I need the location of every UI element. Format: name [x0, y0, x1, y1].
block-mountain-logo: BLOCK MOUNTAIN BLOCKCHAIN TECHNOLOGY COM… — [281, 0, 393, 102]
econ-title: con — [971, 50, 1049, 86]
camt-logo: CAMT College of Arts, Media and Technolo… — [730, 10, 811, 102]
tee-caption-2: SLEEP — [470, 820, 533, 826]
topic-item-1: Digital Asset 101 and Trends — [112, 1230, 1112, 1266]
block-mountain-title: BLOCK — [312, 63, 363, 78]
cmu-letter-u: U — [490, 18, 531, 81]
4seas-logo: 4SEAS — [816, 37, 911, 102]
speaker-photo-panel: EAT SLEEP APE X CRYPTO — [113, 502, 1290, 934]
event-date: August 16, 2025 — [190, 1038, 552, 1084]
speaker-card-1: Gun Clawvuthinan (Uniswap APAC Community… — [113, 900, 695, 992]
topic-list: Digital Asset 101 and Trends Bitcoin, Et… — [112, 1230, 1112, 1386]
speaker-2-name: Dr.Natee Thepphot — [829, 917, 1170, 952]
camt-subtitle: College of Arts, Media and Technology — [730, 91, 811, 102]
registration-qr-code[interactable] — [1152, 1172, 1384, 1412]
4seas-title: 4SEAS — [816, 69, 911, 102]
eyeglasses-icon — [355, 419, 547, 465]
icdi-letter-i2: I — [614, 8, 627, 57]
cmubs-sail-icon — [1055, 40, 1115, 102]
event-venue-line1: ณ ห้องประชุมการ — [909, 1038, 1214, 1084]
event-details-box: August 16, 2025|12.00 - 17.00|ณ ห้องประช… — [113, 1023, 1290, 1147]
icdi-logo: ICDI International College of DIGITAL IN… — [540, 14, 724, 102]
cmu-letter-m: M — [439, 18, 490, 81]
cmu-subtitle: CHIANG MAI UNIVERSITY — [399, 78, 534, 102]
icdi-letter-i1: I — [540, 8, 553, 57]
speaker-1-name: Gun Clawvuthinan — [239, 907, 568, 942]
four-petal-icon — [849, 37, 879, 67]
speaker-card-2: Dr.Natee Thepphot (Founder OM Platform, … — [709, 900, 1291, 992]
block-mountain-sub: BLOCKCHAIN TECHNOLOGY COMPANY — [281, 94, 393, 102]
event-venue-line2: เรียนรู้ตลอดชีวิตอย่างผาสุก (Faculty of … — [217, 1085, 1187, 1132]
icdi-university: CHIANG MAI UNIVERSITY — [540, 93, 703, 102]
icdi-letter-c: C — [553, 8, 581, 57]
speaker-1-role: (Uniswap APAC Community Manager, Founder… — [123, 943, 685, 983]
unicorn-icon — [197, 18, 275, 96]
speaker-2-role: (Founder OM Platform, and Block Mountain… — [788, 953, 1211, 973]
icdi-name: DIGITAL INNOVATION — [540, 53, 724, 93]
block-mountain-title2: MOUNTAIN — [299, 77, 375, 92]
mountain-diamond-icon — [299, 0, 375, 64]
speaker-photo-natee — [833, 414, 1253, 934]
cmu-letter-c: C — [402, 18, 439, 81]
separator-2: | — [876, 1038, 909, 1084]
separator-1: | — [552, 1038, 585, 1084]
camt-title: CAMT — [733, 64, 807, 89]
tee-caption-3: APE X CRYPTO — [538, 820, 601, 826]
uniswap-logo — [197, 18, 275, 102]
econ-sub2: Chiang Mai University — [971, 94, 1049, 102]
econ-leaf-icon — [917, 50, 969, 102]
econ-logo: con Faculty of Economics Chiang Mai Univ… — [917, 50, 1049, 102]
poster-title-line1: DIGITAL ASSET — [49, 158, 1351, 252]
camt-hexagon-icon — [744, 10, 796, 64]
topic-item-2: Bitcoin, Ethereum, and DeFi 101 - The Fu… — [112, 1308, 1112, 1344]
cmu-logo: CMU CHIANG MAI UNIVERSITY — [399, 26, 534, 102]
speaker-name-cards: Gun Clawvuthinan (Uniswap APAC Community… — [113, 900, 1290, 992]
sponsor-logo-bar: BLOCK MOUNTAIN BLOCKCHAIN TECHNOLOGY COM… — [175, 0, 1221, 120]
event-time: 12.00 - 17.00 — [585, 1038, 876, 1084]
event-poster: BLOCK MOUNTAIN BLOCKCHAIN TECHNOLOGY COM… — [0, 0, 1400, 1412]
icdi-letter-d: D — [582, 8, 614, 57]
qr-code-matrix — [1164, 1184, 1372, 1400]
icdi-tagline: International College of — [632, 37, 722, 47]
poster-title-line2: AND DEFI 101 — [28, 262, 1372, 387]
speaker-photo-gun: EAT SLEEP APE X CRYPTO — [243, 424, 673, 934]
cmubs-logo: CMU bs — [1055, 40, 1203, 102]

·····

**Work to be completed:**
Please reproduce the entries above word for word, from the first line up to and including the line containing "speaker-photo-panel: EAT SLEEP".

**The result:**
I need the location of every UI element. Format: name [x0, y0, x1, y1].
block-mountain-logo: BLOCK MOUNTAIN BLOCKCHAIN TECHNOLOGY COM… — [281, 0, 393, 102]
econ-title: con — [971, 50, 1049, 86]
camt-logo: CAMT College of Arts, Media and Technolo… — [730, 10, 811, 102]
tee-caption-2: SLEEP — [470, 820, 533, 826]
topic-item-1: Digital Asset 101 and Trends — [112, 1230, 1112, 1266]
block-mountain-title: BLOCK — [312, 63, 363, 78]
cmu-letter-u: U — [490, 18, 531, 81]
4seas-logo: 4SEAS — [816, 37, 911, 102]
speaker-photo-panel: EAT SLEEP APE X CRYPTO — [113, 502, 1290, 934]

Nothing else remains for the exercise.